# [Data to process]

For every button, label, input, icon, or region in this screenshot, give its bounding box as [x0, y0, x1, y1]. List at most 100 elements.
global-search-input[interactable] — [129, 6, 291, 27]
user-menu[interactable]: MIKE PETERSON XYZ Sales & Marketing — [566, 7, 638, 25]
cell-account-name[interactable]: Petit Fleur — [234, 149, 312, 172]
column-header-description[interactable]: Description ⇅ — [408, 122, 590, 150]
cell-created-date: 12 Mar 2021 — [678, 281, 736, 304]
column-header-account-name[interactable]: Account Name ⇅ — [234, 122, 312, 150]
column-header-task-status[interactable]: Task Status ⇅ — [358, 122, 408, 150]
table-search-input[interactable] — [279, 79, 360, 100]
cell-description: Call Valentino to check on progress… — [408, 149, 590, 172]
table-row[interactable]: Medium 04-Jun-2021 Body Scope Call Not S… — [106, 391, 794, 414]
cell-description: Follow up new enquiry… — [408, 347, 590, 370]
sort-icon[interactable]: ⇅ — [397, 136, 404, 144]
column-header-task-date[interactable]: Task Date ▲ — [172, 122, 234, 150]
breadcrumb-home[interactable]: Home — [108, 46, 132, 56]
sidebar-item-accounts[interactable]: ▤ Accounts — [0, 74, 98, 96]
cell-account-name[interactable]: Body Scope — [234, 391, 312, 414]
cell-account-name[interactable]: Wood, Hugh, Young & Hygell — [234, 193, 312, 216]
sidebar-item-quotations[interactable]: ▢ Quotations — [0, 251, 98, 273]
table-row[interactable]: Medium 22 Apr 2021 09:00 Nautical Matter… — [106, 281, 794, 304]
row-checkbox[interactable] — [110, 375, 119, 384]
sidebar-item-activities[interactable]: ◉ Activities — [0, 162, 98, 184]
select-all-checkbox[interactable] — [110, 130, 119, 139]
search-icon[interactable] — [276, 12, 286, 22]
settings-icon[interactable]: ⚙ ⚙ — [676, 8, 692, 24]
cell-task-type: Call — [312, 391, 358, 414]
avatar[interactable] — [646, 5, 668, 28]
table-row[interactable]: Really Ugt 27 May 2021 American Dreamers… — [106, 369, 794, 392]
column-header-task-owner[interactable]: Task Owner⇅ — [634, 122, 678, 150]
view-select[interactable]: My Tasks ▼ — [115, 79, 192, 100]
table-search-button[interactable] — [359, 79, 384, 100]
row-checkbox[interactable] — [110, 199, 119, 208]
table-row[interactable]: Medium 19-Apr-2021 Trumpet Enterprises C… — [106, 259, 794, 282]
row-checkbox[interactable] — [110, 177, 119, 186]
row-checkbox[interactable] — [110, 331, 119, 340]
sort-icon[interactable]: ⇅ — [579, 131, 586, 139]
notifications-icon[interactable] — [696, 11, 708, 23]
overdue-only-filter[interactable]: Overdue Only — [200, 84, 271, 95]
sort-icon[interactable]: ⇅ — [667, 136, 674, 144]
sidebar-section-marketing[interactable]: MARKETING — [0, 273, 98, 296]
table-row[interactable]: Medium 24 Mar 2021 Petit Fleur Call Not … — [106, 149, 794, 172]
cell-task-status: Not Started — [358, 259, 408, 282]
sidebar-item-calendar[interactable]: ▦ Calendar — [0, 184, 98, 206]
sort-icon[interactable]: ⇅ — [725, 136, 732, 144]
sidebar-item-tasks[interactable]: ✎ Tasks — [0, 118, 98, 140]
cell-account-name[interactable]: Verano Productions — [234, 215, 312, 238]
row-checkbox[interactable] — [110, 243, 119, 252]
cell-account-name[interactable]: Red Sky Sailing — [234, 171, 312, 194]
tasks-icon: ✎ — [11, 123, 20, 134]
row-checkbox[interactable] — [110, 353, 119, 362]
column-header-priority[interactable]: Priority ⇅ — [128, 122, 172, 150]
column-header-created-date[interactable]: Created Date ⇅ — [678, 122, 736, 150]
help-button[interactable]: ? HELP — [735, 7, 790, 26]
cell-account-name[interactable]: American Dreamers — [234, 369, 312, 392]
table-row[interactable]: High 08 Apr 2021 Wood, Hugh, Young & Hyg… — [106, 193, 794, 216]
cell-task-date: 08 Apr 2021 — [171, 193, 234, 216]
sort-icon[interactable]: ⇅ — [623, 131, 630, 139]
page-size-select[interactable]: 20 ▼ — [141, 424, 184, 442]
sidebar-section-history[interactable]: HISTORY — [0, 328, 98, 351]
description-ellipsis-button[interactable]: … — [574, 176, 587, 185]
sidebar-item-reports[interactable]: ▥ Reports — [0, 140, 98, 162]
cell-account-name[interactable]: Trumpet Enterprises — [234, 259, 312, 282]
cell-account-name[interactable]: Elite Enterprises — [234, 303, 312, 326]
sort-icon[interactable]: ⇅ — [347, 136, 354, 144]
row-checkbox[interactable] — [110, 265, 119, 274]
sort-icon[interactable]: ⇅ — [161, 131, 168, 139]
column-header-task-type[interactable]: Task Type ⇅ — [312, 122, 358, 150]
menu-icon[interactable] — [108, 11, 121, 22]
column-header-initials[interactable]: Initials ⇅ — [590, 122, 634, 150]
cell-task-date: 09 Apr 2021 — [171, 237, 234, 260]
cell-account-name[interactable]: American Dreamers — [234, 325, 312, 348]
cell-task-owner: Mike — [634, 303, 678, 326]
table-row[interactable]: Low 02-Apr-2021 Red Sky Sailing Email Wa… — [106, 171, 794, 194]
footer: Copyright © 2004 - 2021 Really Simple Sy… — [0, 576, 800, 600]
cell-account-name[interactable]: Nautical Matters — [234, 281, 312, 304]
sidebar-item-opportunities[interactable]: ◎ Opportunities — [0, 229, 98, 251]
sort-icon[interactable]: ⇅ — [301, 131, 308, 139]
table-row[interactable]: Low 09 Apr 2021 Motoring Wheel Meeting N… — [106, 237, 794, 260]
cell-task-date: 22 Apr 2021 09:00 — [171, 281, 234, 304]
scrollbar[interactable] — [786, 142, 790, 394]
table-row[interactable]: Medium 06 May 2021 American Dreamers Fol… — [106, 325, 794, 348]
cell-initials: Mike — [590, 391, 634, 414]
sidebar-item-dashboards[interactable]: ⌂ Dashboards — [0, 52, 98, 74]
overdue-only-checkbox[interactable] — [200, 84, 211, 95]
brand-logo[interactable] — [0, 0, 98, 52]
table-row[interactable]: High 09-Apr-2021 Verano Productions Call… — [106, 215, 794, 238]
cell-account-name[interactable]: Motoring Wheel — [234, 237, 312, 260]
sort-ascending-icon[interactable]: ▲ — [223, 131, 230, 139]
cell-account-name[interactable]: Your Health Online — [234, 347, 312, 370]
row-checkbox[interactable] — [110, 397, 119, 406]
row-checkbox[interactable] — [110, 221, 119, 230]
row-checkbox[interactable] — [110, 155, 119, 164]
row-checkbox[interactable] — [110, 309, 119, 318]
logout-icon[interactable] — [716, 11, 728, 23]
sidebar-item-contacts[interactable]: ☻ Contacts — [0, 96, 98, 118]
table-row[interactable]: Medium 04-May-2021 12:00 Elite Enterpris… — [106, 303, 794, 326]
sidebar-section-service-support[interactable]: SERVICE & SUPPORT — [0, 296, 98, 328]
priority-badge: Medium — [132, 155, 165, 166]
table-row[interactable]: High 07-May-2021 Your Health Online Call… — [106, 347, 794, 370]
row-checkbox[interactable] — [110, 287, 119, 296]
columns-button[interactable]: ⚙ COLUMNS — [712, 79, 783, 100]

* * *

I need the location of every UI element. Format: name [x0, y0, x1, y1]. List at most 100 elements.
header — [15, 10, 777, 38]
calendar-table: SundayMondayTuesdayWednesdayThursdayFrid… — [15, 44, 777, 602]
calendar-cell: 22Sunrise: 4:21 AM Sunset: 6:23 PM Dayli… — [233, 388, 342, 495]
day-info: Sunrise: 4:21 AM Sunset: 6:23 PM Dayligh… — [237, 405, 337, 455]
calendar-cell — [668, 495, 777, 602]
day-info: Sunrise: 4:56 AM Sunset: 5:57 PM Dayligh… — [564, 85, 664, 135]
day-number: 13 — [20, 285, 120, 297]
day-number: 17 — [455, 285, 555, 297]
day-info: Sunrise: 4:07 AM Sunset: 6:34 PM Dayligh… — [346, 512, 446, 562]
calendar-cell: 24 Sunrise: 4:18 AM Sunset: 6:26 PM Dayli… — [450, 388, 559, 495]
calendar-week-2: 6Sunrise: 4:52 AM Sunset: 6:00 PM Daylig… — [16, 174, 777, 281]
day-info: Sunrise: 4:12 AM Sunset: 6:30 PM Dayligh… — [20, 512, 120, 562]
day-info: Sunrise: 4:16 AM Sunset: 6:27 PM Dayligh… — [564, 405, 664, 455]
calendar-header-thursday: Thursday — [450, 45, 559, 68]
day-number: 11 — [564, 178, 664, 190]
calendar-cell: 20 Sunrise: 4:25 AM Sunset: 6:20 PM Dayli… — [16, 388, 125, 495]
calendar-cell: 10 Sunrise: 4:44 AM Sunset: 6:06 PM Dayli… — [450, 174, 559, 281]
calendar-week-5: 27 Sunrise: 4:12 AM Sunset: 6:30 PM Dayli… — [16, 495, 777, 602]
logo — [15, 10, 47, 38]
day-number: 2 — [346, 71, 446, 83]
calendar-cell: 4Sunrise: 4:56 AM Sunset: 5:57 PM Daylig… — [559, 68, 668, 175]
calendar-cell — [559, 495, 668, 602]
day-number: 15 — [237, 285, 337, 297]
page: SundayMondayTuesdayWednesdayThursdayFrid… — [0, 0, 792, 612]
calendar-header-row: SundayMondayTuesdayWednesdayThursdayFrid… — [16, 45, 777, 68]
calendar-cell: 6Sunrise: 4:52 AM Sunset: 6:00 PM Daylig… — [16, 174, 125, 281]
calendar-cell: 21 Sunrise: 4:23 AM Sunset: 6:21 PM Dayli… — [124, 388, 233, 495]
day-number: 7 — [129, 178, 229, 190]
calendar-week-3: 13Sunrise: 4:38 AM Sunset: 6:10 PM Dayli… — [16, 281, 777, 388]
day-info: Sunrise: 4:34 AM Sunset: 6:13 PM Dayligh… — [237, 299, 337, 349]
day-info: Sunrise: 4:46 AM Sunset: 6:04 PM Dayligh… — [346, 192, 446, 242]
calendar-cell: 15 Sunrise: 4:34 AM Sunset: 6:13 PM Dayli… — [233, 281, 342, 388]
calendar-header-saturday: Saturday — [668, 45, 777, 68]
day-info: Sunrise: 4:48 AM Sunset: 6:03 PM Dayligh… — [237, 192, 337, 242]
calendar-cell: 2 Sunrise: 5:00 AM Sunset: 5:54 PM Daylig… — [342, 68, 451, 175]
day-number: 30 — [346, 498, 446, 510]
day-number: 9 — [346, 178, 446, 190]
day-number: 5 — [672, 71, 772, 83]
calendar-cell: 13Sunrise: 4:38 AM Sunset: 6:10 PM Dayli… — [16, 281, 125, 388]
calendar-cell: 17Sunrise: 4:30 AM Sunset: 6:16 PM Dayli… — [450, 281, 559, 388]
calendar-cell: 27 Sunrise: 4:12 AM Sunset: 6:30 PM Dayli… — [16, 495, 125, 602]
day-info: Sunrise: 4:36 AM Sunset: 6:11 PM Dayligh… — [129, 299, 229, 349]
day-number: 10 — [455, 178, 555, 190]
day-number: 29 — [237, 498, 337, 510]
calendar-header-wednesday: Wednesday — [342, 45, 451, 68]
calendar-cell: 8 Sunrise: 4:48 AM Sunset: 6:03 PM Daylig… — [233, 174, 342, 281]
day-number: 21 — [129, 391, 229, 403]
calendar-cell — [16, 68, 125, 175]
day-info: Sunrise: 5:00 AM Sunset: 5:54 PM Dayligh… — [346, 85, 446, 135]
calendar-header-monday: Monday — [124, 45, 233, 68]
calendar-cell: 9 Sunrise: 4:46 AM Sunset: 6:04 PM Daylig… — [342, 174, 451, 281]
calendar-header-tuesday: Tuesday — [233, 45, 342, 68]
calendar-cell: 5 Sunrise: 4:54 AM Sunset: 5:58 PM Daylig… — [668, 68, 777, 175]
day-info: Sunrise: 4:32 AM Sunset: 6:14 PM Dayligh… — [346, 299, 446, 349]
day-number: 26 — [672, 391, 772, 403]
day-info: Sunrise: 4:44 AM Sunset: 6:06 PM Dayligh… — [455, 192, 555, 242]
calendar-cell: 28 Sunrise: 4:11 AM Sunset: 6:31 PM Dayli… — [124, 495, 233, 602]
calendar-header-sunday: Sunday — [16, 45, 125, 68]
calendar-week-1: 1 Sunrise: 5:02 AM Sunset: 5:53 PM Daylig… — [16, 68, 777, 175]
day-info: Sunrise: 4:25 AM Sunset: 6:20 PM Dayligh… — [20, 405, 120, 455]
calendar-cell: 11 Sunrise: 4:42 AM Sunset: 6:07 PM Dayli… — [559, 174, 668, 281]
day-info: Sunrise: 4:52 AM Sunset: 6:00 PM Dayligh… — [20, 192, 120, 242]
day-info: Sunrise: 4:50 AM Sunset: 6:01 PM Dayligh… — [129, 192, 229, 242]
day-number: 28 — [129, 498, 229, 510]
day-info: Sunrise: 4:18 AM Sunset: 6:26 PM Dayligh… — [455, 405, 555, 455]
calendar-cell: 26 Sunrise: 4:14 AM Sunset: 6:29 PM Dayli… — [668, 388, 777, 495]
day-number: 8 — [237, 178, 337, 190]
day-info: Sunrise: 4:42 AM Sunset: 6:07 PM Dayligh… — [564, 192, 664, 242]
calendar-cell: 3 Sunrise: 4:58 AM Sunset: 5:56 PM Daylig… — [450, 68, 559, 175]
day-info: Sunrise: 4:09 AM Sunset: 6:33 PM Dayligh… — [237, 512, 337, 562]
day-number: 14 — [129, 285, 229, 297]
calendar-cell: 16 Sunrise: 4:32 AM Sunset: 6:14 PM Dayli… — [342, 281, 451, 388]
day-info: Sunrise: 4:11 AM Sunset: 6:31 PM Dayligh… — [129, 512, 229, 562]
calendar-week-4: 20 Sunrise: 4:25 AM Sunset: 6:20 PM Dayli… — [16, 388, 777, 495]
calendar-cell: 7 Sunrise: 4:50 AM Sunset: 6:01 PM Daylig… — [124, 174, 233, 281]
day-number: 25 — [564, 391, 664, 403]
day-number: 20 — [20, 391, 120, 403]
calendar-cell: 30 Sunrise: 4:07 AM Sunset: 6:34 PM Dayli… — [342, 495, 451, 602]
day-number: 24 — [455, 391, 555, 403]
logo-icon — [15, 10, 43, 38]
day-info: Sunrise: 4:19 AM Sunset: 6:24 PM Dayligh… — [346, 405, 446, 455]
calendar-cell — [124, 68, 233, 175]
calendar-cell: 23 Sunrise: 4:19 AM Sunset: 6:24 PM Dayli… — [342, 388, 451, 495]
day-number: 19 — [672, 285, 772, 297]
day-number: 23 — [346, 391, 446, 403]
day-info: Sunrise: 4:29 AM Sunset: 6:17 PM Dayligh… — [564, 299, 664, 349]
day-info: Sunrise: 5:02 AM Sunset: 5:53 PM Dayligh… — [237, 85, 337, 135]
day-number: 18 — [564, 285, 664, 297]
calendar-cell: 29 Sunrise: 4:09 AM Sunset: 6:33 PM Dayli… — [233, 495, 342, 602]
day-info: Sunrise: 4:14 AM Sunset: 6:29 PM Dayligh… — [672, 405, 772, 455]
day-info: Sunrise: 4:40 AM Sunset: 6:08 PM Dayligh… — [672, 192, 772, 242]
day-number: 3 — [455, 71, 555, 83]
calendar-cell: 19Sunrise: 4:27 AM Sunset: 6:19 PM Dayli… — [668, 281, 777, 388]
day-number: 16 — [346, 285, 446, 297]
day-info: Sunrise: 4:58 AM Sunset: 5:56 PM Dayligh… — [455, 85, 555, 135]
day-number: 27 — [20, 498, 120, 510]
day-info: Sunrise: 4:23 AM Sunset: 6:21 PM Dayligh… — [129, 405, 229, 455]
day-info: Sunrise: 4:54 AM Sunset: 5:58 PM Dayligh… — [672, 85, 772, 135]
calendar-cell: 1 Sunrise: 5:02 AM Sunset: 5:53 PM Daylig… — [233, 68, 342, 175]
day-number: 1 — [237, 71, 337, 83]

==

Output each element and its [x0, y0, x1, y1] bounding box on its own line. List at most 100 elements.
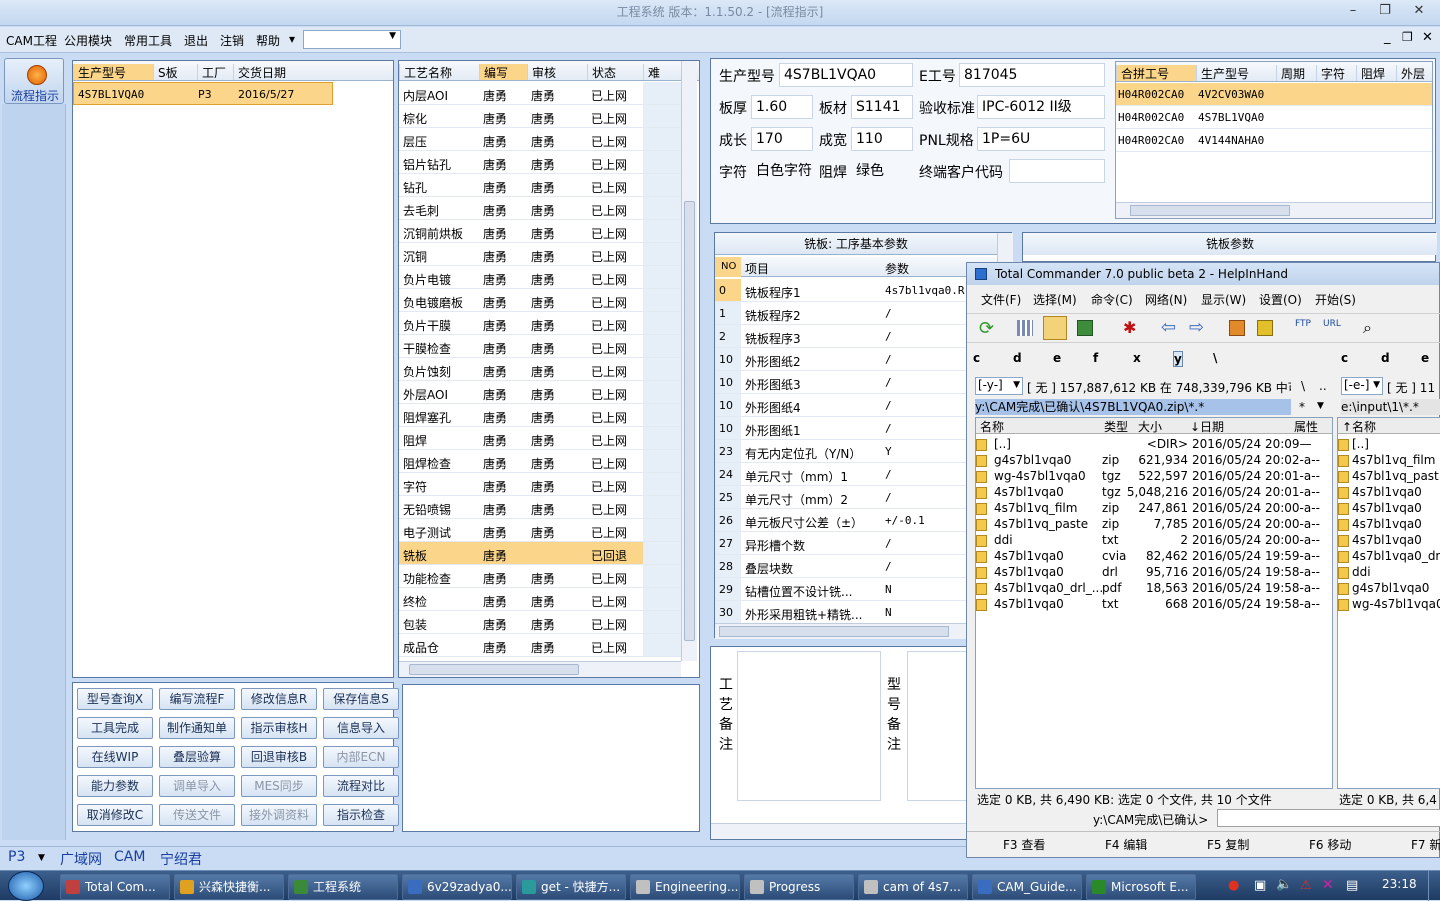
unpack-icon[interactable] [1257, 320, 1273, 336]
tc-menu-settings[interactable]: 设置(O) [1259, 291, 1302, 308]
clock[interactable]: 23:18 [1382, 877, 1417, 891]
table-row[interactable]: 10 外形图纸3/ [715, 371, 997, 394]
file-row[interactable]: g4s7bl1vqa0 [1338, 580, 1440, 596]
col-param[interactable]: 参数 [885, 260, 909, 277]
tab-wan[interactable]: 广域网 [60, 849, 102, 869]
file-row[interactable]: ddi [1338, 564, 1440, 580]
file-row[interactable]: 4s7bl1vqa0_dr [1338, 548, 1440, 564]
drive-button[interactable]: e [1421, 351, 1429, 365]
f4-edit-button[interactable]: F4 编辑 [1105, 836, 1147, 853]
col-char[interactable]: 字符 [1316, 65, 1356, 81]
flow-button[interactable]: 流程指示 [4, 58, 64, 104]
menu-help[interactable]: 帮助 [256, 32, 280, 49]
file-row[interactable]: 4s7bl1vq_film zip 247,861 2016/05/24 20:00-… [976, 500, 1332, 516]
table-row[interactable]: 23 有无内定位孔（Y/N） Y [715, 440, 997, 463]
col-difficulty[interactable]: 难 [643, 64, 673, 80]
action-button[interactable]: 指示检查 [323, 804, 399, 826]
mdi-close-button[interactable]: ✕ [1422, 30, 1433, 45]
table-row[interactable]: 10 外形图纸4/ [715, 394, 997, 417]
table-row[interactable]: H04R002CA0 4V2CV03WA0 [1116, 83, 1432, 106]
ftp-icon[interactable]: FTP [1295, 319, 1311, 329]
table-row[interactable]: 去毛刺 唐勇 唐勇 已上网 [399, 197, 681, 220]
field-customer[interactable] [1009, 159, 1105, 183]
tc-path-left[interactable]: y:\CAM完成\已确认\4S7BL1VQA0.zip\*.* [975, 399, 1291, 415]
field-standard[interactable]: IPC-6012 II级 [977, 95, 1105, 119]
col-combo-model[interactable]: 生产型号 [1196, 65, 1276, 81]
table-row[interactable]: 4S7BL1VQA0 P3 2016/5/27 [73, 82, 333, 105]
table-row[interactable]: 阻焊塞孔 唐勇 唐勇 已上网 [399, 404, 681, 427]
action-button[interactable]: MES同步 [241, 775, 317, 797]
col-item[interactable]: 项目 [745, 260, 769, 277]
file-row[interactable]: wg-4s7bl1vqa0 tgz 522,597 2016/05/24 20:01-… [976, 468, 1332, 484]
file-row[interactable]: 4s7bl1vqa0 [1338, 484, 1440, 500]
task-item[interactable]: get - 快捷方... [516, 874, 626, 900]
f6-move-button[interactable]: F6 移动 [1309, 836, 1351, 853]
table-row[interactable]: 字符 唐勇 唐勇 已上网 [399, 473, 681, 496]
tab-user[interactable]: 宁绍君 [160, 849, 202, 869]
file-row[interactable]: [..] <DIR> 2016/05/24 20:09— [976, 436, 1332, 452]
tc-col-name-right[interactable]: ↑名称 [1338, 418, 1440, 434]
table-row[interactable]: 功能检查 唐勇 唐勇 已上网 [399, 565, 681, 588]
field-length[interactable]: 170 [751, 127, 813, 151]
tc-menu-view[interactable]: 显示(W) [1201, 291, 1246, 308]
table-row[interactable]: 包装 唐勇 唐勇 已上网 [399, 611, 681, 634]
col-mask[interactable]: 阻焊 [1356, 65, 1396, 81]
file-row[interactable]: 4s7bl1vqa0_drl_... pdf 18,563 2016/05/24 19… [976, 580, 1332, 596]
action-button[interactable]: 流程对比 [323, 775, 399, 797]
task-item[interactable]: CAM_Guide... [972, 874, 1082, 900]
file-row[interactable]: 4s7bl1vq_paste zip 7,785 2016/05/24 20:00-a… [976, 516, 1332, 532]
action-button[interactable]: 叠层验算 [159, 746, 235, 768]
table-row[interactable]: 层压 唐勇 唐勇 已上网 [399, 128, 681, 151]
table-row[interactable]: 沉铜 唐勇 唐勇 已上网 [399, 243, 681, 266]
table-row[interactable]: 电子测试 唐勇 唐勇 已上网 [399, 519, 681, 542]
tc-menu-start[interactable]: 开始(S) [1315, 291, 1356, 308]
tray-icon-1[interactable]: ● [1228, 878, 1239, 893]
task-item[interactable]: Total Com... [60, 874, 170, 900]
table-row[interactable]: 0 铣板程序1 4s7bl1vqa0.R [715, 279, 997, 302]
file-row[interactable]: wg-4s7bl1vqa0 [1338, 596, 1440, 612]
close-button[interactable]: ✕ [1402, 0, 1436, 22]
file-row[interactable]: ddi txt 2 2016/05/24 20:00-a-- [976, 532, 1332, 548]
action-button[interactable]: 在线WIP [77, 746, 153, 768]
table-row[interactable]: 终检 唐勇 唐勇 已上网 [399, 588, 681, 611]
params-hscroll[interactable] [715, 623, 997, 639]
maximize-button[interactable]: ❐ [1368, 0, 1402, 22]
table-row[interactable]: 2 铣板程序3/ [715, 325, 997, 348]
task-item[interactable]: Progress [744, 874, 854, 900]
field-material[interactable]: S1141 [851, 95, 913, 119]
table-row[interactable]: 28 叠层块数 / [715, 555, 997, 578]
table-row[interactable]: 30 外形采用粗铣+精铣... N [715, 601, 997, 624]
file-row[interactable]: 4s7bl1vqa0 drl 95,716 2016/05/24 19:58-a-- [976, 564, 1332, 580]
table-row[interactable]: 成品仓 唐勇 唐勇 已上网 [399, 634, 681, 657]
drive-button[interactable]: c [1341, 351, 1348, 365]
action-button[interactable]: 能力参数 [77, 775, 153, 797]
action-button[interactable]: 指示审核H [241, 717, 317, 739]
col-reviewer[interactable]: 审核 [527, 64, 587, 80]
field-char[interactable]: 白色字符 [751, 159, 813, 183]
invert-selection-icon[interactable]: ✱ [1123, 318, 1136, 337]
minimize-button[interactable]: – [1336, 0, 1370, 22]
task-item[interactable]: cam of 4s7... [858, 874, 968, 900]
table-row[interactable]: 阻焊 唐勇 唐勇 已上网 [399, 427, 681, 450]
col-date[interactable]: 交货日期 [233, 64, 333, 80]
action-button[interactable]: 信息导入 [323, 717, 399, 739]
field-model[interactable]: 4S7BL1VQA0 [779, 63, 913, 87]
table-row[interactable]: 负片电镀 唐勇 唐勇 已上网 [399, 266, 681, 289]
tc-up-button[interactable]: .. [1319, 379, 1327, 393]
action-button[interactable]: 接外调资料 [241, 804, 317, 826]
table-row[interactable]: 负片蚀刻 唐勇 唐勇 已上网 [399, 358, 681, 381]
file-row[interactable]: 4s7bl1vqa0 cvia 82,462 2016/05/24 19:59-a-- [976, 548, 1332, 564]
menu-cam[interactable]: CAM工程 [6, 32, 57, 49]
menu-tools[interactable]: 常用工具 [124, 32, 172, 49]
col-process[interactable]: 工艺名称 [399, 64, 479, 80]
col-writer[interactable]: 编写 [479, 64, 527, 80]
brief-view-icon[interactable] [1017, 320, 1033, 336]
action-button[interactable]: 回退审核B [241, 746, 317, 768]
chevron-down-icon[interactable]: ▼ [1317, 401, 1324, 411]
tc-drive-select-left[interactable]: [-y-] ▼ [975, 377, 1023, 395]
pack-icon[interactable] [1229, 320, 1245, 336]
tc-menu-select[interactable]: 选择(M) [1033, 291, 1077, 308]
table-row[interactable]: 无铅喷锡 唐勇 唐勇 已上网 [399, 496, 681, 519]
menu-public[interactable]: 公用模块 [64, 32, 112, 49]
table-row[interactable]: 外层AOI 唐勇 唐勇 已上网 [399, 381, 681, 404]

# [Goal]
Copy out the records word for word, from the line with "I need the location" to the line with "calendar-table: SundayMondayTuesdayWednesdayThursdayFrid… —", including both of those lines.

# [Final answer]
I need the location of every UI element. Format: name [x0, y0, x1, y1]. List at most 100 elements.
header — [15, 10, 777, 38]
calendar-table: SundayMondayTuesdayWednesdayThursdayFrid… — [15, 44, 777, 602]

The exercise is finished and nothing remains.